[Task data start]

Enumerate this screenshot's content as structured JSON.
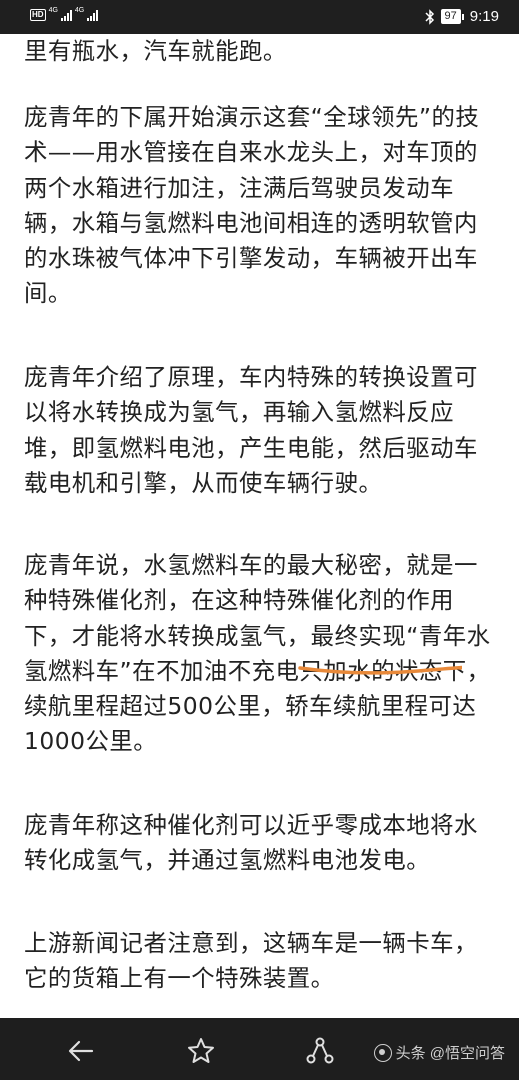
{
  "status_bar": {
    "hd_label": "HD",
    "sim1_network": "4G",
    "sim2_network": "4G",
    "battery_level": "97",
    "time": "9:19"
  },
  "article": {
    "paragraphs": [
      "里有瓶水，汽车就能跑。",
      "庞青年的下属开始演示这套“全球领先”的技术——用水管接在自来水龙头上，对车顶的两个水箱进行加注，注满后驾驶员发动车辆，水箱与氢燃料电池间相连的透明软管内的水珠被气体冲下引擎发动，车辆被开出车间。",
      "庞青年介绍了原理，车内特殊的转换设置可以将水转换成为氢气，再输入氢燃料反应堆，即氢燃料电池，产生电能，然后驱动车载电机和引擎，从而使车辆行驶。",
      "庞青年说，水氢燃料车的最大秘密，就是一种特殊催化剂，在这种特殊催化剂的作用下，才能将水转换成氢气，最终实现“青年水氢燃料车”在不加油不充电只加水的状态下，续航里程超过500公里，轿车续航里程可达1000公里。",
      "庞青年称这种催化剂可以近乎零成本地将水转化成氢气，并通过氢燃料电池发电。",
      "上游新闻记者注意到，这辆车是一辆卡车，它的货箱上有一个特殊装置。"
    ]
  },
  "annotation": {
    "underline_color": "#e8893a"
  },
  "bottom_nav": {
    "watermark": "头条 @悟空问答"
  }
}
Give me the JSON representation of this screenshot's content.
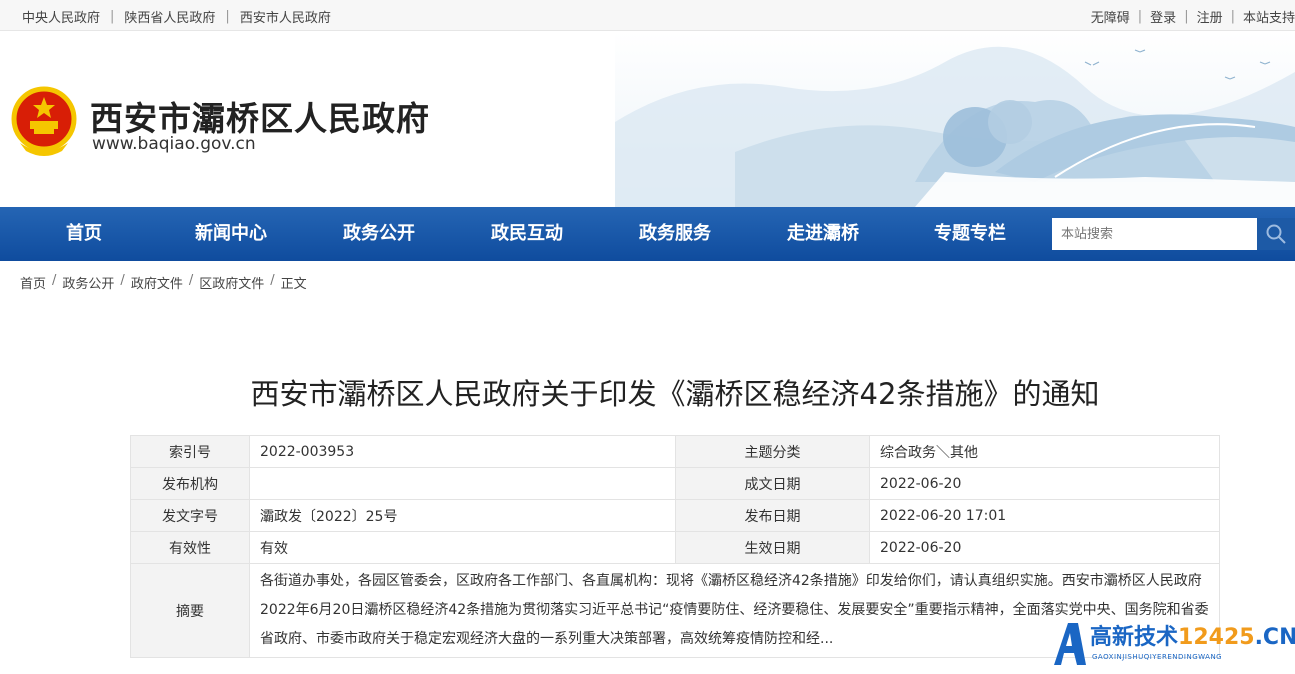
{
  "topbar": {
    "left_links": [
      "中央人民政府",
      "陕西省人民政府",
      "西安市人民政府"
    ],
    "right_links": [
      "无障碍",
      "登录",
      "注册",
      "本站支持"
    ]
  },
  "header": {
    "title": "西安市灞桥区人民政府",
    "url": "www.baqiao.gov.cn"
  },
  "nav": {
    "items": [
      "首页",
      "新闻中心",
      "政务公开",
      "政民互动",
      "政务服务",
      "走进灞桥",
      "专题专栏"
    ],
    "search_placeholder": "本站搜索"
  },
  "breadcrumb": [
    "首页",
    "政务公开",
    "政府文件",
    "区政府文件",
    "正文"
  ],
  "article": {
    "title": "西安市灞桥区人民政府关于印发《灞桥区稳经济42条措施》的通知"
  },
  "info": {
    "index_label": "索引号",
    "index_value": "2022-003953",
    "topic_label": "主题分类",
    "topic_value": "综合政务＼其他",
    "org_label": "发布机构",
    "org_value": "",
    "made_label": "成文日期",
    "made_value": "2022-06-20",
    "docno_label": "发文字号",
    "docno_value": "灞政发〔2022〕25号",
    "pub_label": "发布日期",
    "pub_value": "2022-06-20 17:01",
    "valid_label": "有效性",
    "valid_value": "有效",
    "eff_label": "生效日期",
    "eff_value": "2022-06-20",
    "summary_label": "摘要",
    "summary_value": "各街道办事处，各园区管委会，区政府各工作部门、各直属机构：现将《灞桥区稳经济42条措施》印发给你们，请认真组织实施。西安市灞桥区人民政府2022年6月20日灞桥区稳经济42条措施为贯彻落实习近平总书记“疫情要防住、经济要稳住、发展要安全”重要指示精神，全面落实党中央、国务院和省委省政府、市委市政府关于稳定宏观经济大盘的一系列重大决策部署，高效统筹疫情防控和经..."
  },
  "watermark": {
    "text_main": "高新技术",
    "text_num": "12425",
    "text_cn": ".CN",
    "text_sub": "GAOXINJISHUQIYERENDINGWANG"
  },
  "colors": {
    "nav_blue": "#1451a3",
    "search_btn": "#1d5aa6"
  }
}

[Task data end]
[Task data start]

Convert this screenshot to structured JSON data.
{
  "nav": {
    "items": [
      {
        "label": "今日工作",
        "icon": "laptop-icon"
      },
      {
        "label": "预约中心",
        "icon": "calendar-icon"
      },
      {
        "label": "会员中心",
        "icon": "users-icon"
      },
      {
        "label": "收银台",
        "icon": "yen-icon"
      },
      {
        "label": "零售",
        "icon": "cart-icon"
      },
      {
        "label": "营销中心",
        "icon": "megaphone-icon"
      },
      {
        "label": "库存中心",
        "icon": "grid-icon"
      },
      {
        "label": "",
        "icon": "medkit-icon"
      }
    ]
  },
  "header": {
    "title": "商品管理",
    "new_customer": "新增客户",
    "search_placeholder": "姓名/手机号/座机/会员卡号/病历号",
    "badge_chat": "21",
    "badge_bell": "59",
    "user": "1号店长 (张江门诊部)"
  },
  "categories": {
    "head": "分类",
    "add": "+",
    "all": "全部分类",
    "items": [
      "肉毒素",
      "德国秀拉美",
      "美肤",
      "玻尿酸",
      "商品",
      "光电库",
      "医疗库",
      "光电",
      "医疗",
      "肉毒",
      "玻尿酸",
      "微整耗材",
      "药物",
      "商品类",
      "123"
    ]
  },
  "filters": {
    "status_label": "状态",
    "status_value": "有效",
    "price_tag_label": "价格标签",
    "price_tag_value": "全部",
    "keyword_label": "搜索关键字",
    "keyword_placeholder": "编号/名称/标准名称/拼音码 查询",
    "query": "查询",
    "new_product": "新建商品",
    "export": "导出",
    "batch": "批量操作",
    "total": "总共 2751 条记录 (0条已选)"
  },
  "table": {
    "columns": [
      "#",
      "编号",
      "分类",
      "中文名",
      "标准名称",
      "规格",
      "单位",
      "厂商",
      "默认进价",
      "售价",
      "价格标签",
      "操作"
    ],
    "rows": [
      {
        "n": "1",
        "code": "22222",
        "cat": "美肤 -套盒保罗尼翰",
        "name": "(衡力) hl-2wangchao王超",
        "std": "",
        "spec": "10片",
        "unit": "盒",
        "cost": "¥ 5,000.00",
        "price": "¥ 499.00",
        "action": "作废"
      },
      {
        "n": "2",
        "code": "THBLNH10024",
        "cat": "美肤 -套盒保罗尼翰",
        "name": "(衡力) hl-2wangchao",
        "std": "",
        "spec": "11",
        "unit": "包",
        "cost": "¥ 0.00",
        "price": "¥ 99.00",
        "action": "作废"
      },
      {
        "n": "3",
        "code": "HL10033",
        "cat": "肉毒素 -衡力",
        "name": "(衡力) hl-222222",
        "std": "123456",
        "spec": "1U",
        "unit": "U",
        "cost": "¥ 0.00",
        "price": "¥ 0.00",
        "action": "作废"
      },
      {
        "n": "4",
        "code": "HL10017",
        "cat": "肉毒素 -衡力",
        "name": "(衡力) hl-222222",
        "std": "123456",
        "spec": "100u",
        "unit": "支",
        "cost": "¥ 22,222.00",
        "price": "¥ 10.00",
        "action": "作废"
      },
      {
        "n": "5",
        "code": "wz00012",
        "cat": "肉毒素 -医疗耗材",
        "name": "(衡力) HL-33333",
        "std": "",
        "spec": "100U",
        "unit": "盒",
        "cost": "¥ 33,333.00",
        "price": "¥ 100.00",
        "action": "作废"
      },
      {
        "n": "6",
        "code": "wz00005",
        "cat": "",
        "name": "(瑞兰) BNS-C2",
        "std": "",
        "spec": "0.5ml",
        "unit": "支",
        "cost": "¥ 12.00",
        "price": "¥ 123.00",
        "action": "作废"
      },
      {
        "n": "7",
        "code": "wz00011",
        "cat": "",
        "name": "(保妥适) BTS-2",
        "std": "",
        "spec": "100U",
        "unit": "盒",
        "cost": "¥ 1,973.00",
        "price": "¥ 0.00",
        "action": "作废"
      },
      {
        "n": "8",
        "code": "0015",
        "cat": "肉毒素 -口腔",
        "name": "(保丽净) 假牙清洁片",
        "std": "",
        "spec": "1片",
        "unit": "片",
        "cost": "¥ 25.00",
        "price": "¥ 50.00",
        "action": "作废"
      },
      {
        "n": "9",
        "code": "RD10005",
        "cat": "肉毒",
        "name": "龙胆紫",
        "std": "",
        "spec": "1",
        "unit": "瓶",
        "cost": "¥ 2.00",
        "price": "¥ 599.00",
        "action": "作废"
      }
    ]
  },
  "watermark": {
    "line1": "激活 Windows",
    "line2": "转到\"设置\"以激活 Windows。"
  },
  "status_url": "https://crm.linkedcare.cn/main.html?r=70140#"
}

[Task data end]

What needs to be done
Gather each line holding the string "标准名称".

Expected output
    "keyword_placeholder": "编号/名称/标准名称/拼音码 查询",
      "标准名称",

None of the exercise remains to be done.